What the task requires
Copy every line that mentions the word "smallest".

Available records
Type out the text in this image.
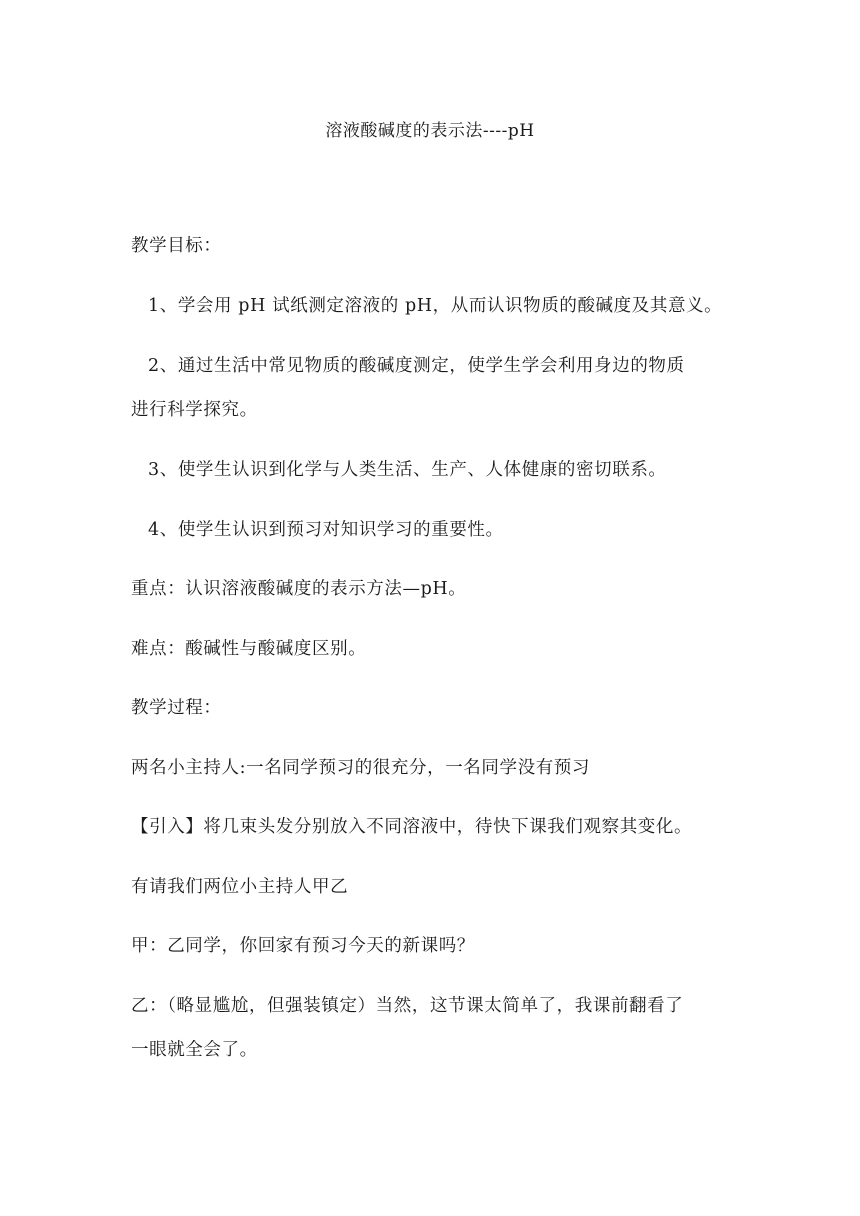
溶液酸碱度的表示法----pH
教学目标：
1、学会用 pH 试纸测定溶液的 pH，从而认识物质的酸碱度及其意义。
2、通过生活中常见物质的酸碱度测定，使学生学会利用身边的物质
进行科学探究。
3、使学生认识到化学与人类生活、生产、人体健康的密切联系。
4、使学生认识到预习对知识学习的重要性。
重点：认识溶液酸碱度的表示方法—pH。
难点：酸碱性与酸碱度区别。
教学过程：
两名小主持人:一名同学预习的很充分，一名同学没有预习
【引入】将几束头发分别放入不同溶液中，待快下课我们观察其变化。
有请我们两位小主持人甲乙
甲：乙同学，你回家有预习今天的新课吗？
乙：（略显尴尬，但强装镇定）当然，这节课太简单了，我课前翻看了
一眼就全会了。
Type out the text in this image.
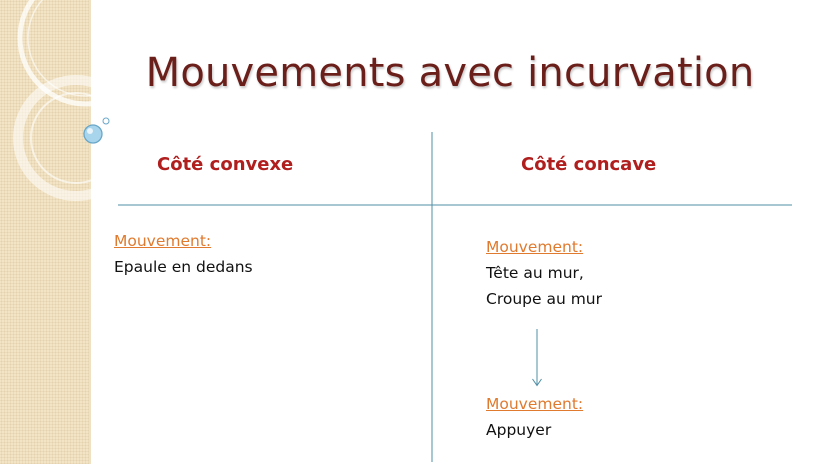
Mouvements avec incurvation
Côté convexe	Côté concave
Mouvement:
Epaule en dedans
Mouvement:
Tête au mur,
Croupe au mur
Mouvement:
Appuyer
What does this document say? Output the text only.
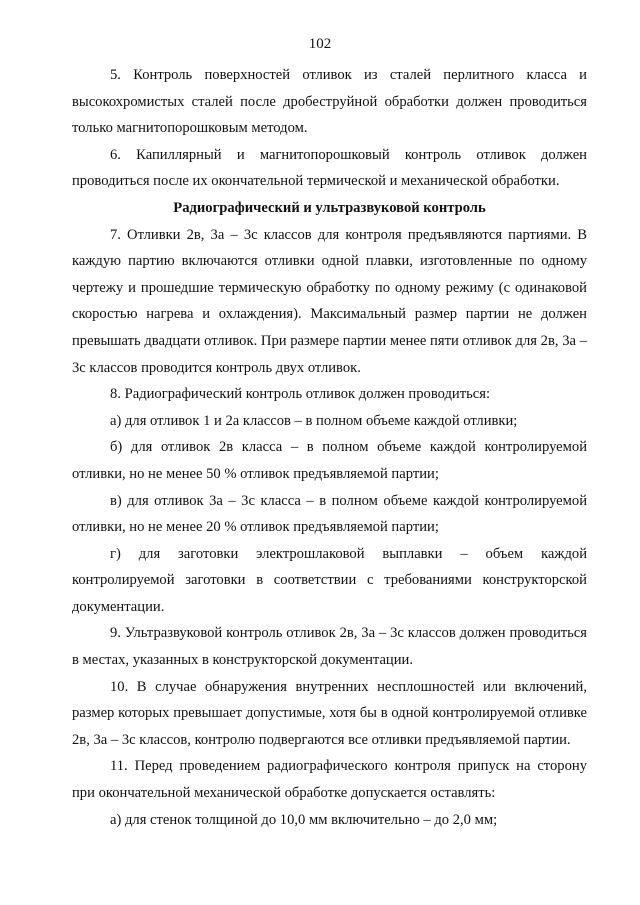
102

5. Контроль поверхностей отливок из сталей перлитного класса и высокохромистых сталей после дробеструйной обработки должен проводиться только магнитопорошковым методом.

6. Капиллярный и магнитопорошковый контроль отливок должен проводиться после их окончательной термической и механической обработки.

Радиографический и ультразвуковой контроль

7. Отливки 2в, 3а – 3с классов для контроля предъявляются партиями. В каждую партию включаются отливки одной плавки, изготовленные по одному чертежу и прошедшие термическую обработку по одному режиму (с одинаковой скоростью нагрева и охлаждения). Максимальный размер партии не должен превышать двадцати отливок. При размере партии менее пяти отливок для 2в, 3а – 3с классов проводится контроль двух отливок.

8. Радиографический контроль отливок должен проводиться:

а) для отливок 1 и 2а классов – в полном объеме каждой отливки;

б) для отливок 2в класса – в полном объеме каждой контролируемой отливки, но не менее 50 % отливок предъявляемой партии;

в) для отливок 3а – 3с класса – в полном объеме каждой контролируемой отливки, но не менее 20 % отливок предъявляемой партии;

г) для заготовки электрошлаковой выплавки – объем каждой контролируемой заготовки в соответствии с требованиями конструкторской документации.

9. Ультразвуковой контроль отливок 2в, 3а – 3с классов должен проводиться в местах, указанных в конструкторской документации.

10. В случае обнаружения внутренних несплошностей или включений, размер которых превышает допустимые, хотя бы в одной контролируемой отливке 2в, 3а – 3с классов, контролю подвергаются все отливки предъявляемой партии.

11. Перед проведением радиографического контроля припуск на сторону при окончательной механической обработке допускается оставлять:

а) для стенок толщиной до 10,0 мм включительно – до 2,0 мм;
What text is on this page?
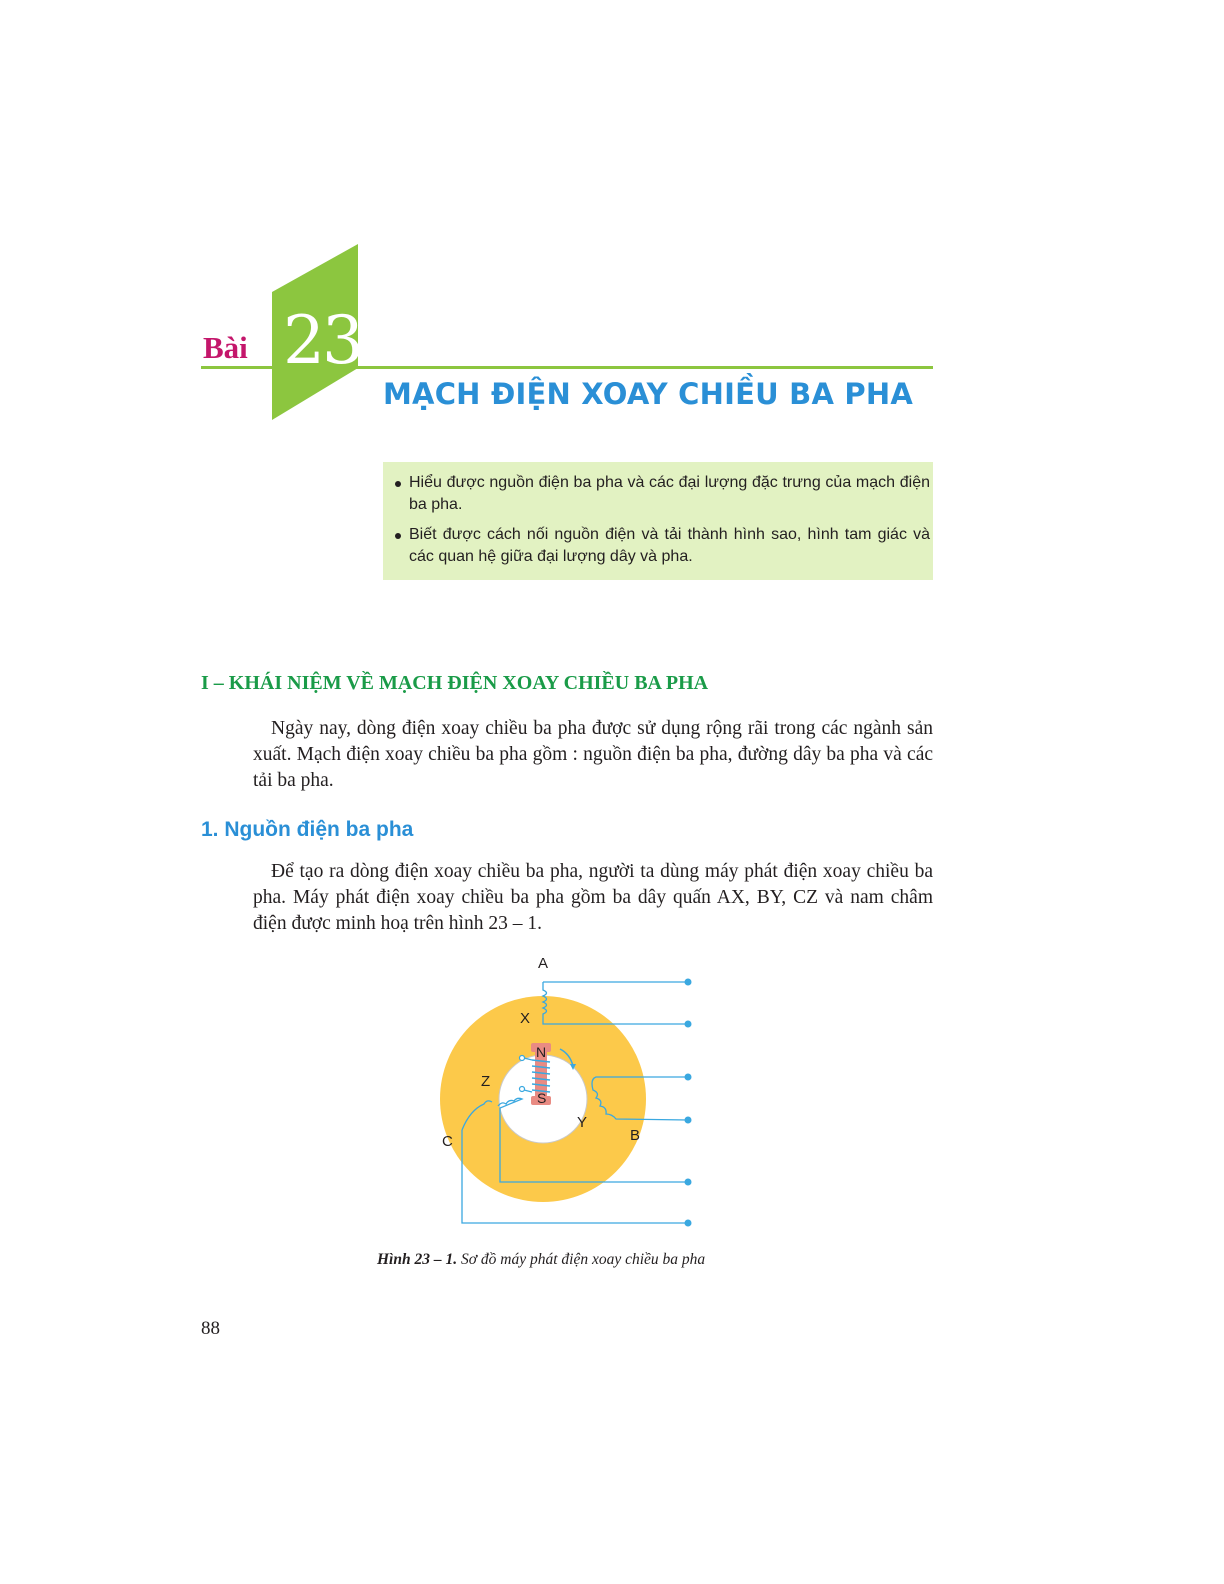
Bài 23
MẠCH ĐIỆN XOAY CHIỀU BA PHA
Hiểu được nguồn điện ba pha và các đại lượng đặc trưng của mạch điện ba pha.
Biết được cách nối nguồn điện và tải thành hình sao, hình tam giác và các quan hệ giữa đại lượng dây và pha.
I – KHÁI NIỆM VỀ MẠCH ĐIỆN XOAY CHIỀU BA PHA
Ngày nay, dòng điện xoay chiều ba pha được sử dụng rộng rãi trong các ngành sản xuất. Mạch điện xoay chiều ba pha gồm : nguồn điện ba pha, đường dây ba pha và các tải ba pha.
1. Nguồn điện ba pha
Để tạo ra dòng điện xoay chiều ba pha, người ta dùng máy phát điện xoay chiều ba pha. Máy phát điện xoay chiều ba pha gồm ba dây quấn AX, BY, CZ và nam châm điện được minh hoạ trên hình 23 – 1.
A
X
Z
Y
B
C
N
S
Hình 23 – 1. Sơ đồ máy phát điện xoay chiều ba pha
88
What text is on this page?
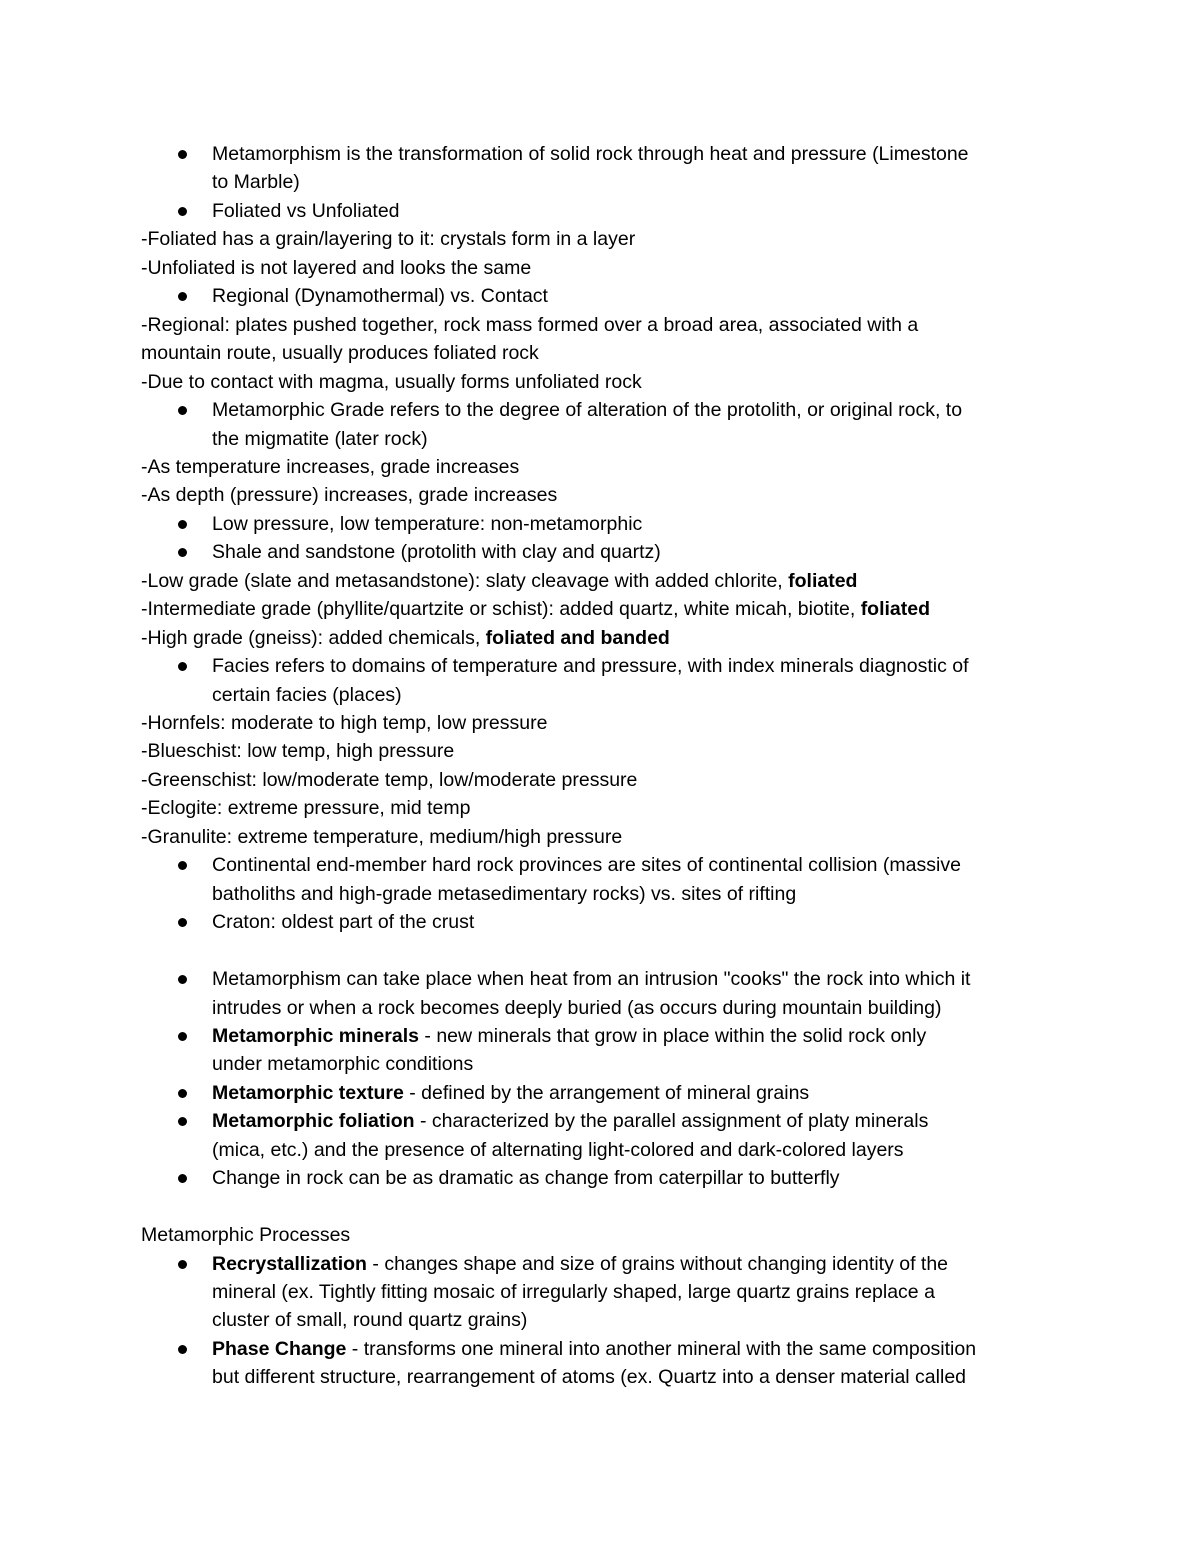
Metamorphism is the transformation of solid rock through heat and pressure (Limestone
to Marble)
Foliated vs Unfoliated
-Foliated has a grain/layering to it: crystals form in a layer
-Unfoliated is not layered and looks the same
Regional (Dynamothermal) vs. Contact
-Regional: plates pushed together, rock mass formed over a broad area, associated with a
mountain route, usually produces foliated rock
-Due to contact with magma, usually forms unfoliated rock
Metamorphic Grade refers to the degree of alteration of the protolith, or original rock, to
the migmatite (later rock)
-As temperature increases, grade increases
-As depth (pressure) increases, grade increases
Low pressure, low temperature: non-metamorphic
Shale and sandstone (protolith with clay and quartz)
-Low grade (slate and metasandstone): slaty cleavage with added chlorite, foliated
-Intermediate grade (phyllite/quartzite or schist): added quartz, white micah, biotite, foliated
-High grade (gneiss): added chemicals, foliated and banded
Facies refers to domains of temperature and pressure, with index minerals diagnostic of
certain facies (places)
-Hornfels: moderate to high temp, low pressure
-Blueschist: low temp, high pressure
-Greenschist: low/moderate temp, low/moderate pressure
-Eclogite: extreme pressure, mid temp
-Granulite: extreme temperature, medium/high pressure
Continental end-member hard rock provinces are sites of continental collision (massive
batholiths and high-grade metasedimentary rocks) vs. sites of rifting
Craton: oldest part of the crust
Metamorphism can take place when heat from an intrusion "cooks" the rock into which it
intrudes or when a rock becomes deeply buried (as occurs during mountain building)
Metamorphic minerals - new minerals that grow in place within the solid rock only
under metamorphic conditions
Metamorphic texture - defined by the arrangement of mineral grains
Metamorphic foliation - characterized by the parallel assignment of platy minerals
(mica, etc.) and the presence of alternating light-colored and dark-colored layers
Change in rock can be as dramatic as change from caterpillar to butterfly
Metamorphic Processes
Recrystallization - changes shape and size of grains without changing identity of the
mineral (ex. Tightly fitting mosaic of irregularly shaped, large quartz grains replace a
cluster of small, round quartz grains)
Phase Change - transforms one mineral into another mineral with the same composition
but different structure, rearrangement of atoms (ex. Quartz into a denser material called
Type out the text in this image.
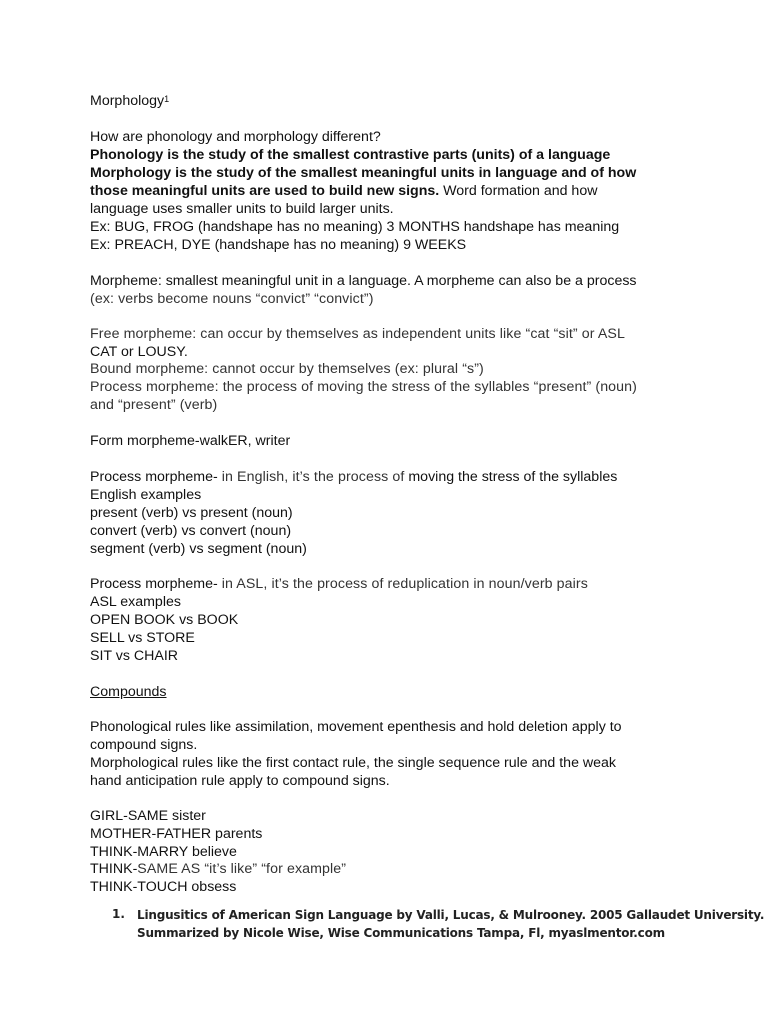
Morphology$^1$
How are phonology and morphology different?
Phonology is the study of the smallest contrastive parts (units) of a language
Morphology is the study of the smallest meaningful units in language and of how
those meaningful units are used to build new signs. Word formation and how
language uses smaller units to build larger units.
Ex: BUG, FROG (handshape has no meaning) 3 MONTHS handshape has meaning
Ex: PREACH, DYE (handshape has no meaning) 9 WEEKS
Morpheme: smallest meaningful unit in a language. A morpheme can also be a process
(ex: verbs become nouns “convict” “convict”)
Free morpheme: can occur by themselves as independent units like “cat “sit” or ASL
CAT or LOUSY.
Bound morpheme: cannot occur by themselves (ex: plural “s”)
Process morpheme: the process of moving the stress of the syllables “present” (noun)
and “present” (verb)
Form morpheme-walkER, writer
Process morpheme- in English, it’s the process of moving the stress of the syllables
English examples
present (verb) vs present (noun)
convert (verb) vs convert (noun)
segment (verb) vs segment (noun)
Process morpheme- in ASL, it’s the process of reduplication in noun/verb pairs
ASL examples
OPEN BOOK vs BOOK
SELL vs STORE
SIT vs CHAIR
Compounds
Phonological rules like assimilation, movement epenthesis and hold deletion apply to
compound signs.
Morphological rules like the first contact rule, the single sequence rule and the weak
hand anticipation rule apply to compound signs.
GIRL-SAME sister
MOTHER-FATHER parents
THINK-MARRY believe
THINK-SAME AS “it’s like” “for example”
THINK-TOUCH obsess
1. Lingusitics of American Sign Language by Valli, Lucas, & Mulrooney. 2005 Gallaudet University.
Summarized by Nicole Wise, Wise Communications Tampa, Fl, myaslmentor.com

Task solution
Phonology is the study of the smallest contrastive parts (units) of a language
Morphology is the study of the smallest meaningful units in language and of how
Morpheme: smallest meaningful unit in a language. A morpheme can also be a process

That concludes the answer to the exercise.